▸ **TASK BRIEF**: Copy, from the entries below, each line in which the string "title" appears.

▸ **TASK DATA**:
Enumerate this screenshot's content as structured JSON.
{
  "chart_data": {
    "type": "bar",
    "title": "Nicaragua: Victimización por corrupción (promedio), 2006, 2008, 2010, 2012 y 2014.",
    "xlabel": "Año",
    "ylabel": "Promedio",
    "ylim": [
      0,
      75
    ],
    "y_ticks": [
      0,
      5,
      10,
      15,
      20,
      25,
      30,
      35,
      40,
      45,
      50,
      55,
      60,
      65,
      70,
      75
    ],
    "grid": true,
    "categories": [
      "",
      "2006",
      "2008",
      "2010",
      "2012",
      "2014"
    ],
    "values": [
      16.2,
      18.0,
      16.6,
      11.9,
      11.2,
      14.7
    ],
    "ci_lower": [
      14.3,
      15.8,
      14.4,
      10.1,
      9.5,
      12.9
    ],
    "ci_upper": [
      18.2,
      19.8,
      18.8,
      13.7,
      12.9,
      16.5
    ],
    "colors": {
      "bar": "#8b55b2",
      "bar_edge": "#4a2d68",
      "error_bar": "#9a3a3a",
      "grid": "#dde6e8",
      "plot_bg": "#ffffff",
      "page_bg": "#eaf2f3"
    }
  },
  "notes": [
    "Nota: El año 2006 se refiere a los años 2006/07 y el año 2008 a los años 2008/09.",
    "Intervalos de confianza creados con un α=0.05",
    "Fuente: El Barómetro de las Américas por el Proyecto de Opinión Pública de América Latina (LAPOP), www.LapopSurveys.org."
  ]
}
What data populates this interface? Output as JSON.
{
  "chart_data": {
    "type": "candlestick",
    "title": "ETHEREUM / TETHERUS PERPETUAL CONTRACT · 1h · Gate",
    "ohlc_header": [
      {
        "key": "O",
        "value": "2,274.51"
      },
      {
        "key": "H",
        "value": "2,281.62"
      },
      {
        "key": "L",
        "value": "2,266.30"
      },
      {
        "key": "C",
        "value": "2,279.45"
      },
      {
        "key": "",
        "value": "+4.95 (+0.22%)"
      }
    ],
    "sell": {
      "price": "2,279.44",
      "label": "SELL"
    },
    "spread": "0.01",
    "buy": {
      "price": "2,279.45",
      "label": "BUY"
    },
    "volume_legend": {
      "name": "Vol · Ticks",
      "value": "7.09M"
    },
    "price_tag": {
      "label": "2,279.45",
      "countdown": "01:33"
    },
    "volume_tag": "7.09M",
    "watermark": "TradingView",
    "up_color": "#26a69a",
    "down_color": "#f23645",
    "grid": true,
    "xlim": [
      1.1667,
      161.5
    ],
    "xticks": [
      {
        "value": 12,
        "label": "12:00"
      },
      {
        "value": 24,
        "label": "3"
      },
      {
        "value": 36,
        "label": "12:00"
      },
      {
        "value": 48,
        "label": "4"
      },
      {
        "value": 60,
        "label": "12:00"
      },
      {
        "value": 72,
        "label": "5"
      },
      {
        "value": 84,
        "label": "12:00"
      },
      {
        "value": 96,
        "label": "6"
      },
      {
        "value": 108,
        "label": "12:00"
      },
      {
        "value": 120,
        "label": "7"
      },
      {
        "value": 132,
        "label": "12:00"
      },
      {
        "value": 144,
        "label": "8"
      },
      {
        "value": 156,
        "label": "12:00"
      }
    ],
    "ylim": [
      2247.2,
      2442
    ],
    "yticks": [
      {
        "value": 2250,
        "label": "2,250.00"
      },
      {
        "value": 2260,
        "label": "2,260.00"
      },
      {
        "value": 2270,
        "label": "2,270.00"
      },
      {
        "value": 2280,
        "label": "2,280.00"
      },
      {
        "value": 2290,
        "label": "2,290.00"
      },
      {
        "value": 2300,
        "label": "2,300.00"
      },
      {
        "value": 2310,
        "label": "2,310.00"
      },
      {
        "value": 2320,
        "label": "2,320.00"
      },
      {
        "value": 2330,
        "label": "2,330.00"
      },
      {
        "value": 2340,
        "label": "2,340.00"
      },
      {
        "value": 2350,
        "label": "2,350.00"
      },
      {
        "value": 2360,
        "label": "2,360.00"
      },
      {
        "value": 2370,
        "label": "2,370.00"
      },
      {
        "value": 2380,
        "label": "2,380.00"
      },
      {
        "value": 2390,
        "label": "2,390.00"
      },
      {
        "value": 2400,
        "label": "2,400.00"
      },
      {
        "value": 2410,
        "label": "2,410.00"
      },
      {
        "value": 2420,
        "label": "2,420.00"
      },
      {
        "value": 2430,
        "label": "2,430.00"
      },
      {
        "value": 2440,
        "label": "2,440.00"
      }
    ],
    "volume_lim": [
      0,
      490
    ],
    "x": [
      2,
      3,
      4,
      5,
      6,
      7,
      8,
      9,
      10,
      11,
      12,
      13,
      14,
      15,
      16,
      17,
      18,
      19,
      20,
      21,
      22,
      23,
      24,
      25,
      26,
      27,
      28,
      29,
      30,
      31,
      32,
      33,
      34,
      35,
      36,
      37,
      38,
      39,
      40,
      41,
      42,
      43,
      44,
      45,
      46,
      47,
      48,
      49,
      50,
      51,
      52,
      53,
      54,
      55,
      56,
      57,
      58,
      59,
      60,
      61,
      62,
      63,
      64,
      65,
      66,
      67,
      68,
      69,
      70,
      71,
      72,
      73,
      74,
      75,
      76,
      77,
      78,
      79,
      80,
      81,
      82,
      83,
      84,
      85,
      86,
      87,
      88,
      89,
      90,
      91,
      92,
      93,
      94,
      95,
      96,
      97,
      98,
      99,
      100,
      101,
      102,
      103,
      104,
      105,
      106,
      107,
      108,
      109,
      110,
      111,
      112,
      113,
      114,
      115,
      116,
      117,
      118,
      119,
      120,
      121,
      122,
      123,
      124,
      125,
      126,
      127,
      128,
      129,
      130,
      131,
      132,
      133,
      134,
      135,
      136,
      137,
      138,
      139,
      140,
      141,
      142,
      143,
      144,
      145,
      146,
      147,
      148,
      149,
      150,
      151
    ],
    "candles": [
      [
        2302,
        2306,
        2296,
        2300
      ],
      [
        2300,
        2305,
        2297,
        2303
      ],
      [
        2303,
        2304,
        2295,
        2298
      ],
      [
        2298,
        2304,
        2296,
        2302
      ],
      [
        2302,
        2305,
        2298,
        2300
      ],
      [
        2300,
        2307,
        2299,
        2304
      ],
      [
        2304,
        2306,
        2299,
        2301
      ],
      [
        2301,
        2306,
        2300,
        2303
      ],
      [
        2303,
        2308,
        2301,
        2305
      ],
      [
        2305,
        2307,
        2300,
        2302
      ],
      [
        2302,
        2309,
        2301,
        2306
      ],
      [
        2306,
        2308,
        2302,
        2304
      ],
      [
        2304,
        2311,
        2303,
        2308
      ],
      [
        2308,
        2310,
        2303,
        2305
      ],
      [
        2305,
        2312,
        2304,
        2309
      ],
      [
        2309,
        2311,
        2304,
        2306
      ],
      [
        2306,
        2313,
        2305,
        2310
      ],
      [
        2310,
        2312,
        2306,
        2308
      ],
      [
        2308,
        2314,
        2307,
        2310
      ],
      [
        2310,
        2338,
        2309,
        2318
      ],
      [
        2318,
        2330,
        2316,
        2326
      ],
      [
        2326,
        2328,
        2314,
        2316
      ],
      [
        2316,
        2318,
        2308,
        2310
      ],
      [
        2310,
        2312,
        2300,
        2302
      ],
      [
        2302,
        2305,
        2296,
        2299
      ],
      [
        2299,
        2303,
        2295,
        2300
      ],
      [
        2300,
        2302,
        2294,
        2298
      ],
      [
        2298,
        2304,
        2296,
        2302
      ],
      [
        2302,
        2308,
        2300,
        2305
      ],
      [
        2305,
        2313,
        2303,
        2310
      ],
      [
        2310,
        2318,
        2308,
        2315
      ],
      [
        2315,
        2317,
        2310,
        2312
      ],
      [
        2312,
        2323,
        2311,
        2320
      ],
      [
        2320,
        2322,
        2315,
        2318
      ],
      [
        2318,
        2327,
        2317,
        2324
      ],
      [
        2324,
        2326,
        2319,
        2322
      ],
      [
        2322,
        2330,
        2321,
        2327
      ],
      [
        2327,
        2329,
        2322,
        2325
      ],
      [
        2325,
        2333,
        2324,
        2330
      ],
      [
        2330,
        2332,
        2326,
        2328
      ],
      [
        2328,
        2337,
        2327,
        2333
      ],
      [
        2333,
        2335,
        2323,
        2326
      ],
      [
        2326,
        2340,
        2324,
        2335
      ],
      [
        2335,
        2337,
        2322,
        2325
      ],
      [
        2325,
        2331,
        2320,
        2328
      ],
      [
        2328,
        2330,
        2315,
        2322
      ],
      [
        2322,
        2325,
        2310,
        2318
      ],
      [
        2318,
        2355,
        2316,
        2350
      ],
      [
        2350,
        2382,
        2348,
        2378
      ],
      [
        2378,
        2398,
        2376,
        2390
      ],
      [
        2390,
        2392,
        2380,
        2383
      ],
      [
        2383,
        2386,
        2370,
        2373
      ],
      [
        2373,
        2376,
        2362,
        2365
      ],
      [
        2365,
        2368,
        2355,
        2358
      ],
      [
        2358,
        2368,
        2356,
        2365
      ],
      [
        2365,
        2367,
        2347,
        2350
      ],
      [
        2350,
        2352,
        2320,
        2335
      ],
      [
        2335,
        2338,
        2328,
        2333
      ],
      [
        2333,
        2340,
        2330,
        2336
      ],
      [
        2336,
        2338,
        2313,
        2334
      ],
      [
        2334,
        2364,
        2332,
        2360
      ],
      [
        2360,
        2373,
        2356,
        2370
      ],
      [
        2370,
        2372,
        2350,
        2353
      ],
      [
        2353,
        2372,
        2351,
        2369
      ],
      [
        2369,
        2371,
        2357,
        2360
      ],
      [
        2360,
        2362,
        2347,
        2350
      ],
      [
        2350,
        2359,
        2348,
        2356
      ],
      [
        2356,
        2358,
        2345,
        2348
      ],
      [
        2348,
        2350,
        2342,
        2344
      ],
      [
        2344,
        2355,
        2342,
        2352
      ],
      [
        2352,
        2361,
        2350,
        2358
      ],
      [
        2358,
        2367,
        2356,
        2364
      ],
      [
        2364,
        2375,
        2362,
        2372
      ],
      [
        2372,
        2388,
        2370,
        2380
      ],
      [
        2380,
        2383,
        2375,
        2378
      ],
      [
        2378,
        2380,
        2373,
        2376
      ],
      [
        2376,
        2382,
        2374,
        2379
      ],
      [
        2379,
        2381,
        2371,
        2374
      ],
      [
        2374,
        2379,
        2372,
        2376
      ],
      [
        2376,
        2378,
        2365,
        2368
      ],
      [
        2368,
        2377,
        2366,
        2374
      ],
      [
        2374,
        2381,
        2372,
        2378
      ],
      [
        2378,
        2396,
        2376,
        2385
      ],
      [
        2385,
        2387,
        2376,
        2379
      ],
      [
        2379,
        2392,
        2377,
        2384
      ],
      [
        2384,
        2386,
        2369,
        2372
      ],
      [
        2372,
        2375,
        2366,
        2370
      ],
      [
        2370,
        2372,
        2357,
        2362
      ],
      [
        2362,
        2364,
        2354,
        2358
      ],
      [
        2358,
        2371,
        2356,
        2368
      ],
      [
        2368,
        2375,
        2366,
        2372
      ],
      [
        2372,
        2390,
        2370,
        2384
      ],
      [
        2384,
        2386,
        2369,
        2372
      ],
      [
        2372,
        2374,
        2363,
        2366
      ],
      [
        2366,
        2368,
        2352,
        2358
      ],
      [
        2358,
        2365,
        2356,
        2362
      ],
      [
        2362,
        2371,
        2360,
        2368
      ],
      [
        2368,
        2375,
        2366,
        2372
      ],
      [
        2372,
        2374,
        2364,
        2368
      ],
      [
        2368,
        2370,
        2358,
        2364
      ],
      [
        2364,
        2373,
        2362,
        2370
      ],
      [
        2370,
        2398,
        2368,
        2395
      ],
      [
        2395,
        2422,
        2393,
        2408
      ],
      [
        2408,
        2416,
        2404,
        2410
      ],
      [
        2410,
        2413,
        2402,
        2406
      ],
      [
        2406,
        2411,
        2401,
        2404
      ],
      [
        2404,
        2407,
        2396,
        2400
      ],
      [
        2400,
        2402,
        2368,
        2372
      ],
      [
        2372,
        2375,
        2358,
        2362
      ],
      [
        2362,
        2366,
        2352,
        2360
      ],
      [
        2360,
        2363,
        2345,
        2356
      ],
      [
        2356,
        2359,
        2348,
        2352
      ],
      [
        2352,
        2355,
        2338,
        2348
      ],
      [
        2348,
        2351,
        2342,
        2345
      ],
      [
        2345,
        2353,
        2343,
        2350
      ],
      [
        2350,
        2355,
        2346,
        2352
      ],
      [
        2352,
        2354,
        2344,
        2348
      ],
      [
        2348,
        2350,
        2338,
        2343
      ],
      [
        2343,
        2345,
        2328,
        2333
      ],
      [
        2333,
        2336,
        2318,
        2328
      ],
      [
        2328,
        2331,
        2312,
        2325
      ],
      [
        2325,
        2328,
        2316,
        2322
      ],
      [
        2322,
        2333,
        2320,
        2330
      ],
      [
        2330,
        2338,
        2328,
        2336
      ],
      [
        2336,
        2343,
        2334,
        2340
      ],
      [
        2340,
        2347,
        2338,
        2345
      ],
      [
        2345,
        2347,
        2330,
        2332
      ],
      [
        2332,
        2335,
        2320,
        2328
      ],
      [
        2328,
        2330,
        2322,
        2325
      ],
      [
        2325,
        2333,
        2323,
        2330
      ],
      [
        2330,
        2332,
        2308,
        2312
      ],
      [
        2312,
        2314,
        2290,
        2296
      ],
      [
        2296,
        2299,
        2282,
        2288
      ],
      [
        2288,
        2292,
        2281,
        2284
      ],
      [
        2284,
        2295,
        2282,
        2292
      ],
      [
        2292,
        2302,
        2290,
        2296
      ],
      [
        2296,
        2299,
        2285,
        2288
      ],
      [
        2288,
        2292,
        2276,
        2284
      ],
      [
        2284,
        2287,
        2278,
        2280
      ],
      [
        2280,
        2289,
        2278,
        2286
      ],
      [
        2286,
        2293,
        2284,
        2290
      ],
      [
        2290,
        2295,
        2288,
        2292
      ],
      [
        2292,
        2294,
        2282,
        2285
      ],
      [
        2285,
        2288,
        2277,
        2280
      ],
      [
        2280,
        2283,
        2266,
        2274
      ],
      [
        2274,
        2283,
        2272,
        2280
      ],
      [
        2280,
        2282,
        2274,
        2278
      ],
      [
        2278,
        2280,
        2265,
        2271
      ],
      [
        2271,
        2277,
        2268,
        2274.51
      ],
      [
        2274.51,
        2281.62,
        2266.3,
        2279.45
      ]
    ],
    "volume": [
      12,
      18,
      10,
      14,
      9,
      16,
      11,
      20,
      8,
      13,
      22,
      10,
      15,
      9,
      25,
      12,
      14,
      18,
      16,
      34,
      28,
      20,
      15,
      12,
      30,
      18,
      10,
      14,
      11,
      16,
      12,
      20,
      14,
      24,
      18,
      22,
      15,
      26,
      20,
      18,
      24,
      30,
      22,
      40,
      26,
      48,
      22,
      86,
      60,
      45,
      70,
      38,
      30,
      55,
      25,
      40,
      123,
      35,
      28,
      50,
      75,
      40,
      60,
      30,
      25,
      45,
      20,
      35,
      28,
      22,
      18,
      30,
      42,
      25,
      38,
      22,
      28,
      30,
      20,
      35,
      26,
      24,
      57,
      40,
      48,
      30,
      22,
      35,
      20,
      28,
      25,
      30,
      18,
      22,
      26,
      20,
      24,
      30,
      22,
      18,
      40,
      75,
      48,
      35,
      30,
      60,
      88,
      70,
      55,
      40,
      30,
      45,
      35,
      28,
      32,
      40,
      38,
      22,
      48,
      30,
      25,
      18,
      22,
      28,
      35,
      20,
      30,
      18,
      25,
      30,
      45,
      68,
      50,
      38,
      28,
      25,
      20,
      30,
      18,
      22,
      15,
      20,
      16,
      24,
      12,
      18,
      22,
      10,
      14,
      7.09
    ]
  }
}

▸ **EXERCISE ANSWER**:
    "title": "Nicaragua: Victimización por corrupción (promedio), 2006, 2008, 2010, 2012 y 2014.",
    "title": "ETHEREUM / TETHERUS PERPETUAL CONTRACT · 1h · Gate",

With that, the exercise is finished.